Recorded data:
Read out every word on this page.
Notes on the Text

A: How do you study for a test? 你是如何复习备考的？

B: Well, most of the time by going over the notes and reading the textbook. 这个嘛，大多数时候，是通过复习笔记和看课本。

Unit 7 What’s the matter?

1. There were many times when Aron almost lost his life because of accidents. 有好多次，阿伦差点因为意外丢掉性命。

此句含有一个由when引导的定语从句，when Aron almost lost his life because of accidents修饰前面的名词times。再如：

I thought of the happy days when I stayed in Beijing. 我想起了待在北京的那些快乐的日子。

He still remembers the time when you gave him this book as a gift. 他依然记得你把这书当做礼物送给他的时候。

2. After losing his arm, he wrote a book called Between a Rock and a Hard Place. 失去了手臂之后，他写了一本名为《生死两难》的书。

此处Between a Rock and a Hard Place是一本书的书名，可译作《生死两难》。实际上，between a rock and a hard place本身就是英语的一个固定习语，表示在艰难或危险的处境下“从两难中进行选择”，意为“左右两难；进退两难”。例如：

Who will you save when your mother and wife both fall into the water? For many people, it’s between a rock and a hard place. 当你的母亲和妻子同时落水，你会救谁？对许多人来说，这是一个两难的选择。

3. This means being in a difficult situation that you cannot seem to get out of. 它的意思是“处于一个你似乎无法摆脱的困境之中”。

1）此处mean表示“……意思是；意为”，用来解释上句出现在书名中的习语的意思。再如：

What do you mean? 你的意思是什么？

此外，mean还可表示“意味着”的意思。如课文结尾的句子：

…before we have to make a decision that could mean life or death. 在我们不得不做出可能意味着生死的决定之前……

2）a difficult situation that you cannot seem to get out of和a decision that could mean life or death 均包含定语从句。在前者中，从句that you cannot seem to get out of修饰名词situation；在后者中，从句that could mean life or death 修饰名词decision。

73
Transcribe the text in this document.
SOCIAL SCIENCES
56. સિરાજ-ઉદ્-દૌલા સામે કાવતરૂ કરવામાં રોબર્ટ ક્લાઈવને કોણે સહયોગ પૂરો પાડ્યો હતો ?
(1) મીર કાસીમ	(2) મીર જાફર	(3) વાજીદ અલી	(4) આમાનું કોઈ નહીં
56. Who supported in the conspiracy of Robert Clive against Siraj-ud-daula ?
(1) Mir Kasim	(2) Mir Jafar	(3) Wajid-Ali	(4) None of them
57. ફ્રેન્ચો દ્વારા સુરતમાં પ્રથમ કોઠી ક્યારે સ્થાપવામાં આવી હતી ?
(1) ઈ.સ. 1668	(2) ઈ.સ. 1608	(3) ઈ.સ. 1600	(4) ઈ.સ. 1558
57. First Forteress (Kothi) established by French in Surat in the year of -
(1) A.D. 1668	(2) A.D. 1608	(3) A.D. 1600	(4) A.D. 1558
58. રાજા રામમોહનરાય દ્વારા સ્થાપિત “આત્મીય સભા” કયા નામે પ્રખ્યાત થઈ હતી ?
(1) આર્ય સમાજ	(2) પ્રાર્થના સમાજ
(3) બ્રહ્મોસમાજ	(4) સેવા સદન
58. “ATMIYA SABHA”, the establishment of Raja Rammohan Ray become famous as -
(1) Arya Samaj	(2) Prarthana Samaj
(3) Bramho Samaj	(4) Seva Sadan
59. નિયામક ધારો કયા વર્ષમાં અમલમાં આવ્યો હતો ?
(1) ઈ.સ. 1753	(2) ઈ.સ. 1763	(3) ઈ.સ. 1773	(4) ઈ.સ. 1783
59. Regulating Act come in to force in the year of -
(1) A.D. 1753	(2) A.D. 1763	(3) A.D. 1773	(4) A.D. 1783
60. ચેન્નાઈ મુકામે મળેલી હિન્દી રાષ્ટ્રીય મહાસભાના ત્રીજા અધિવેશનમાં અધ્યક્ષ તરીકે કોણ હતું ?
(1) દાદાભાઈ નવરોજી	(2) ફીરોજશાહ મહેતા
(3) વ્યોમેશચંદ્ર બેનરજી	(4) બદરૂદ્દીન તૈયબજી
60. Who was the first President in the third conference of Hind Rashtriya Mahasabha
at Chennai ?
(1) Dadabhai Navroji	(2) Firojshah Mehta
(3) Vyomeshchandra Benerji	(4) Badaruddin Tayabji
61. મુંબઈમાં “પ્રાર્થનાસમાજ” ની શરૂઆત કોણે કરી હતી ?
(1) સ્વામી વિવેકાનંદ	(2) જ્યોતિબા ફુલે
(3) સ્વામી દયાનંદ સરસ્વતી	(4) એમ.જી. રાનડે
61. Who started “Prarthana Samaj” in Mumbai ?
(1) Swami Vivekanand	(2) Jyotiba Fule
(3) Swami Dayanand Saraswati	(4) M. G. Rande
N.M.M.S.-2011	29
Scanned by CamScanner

DESCRIPTION OF THE TASK: Check each line in the listing above for the string "year", then report how many lines contain it, with no other text.

REPLY: 2